━━━━━ Document excerpt ━━━━━

# Does your kiddo have his/her morning farts?



## VizslaNewbies (Jun 10, 2011)

I may have influenced this but this began pretty much after New Years. I decided to treat Dax to a New Years Eve dinner and gave him a Deer's Hoove that was stuffed with Chicken, which ended up not being a good idea because it ended up being very smelly once Dax got his teeth into it.

Anyways the day after and now 9 days since, Dax has started FARTING! At first they were silent bombers when we are cuddling with Dax at night, and we laugh it off every time after we finished suffocating but we really busted a gut just recently because every morning after Dax goes and does his business he'd come downstairs, yawn and then fart.

But his morning farts actually have sound too it. 

There hasn't been a time where I laugh every time this has happened, and I'm just seeing if anyone else has had this experience. He's 7 months old now, but when he toots and a sound comes out the expression on his face is priceless.

On a side note, if this is persistent should we be concerned :-X


----------



## threefsh (Apr 25, 2011)

Any time Riley gets a large amount of treats or eats a lot of grass (or horse poo  ) she has terrible gas. Yesterday, on the Vizsla walk, my sister gave her too many freeze-dried liver treats and she at a few mouthfuls of horse poo... we suffered through the smell the entire way home. It is pretty funny when they fart and then get that look on their face like "Where did that sound come from???" ???


----------



## redrover (Mar 17, 2011)

I wouldn't be too concerned with farts. Everybody does it!

Jasper has his regular morning toot. Like Dax, he normally has silent ones. But almost every morning, he'll wake up, keep his back feet on the bed and his front ones on the floor for a biiiiiig stretch, and then....toot! It's usually a puff of air type sound, but sometimes it's your standard whoopie cushion.

━━━━━ Data lines ━━━━━

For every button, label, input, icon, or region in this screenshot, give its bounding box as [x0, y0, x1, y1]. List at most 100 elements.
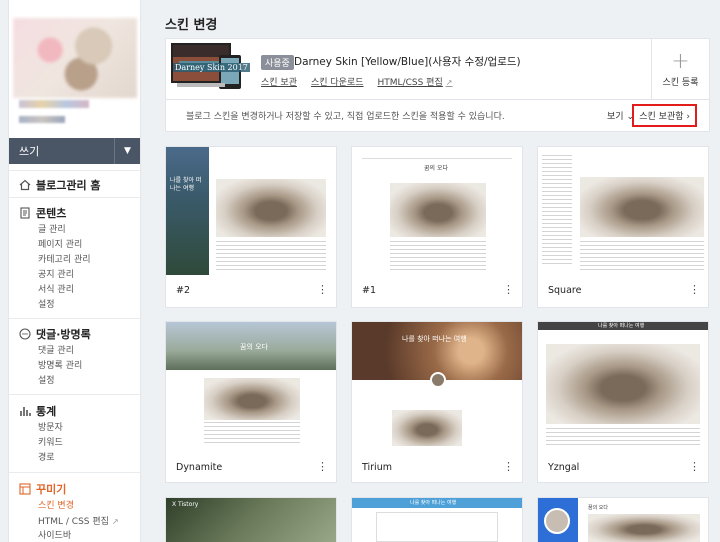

━━━━━

Task set —
(a) Which dogs does the thread on dog gas name? List them all.
(b) Answer these from the thread on dog gas, one answer a line:
(i) How old is Dax?
(ii) What kind of treats did the sister give Riley?
(iii) Where does Jasper keep his back feet during his morning stretch?
(c) Pick up the thread on dog gas after its last post and carry it on.
The lines come from a different source than the thread on dog gas.

Results by task —
(a) Dax, Riley, Jasper

(b)
(i) 7 months old
(ii) Freeze-dried liver treats
(iii) On the bed

(c)
----------



## Crazy Kian (Aug 10, 2009)

I call them Love scents


----------



## frankie2010 (Jan 8, 2012)

First post I've actually laughed out loud too!! My Viz tends to turn round and look at her bum as if she's surprised it makes such a noise...


----------



## harrigab (Aug 21, 2011)

when we've had a long training session with plenty of treats mixed with a dried pigs ear as an after training treat, Ruby can really let rip!! The thing is that she just sits there like The Queen and doesn't bat an eyelid (whilst my two young boys are rolling around on the carpet in hysterics!) ;D


----------



## Vespasia (Apr 19, 2010)

For some reason Hally has a tendancy to fart while she's walking up the stairs! We've quickly learned to get ahead of her on the stairs so that we're not down wind!

Very funny post!


----------



## KAsDad (Aug 4, 2011)

Kaylee has "chicken farts". We raise free range layers and she loves to sample the chicken sh**. I think she belives it's a treat! And man, are these farts RIPE! LOL.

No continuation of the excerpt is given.